▶ Task to complete: Search the material below for the word "this". Copy every line that has it.

▶ Stored items from a collection:
····················
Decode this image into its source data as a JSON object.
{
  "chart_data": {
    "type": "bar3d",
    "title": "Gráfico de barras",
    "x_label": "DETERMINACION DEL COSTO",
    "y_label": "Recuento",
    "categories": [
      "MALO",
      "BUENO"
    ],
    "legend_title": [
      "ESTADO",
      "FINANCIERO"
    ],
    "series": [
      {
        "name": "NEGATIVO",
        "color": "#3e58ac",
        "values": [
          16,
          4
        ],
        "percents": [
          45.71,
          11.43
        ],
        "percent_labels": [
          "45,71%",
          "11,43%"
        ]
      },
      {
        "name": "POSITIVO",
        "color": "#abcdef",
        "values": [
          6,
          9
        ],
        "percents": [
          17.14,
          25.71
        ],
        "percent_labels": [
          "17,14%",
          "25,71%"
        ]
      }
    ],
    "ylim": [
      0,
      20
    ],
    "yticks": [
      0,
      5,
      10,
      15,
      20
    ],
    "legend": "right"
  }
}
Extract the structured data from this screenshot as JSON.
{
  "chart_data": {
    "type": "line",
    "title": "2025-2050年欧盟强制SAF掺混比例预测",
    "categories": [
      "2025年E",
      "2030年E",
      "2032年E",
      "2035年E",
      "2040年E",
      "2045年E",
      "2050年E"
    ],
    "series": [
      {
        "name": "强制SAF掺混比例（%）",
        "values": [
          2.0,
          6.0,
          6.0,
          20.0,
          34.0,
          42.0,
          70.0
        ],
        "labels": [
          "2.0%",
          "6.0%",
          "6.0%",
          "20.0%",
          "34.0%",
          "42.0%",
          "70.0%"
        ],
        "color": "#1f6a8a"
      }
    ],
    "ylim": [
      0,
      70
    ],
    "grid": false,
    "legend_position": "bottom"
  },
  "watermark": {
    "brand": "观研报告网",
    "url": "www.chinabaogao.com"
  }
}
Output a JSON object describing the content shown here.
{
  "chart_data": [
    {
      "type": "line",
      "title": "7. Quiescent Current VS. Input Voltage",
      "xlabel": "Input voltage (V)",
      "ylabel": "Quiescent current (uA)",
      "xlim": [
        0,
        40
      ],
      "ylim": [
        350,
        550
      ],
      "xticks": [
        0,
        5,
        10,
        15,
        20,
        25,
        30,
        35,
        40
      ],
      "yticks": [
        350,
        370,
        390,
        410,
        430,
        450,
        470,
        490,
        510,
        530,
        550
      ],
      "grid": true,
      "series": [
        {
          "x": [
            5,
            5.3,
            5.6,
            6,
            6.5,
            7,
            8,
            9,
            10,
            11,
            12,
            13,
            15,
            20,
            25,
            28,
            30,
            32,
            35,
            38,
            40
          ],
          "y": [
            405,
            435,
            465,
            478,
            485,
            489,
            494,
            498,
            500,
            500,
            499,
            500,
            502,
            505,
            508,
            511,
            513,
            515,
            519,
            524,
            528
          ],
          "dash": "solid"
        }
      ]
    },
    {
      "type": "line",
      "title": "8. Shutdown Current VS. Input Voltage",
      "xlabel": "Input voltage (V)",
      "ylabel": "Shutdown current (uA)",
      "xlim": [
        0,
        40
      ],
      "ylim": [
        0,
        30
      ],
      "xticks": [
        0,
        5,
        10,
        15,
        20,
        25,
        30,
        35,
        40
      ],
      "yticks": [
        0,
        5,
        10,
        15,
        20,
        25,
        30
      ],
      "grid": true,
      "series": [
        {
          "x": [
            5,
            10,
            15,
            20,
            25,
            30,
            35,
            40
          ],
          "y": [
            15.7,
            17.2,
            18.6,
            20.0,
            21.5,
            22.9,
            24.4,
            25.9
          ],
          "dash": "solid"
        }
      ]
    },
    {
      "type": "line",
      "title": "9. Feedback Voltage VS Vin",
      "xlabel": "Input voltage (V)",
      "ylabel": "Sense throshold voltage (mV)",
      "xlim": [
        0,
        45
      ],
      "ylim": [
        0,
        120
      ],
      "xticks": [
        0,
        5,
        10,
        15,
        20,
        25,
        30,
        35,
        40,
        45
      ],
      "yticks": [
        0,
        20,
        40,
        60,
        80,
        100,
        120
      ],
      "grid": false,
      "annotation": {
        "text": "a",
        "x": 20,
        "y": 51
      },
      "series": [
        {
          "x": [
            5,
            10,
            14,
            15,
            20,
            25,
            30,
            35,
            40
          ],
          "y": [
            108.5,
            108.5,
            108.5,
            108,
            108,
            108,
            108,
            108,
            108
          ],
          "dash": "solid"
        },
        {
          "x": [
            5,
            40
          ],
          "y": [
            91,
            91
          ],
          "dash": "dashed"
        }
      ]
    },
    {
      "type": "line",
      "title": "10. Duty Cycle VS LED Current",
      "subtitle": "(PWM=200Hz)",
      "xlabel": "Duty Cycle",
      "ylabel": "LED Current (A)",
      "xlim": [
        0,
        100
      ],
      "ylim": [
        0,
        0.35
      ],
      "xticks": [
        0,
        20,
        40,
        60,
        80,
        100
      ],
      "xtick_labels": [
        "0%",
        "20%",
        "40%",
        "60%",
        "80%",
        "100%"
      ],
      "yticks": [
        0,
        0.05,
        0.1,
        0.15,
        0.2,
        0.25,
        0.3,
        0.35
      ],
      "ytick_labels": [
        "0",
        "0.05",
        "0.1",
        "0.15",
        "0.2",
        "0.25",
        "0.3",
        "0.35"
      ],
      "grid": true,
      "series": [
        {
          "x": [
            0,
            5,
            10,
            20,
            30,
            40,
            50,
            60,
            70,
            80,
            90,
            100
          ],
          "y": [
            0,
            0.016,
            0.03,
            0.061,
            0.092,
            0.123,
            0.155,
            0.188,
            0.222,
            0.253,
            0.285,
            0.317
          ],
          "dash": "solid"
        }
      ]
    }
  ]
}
····················
▶ Solution to the exercise:
Decode this image into its source data as a JSON object.
Extract the structured data from this screenshot as JSON.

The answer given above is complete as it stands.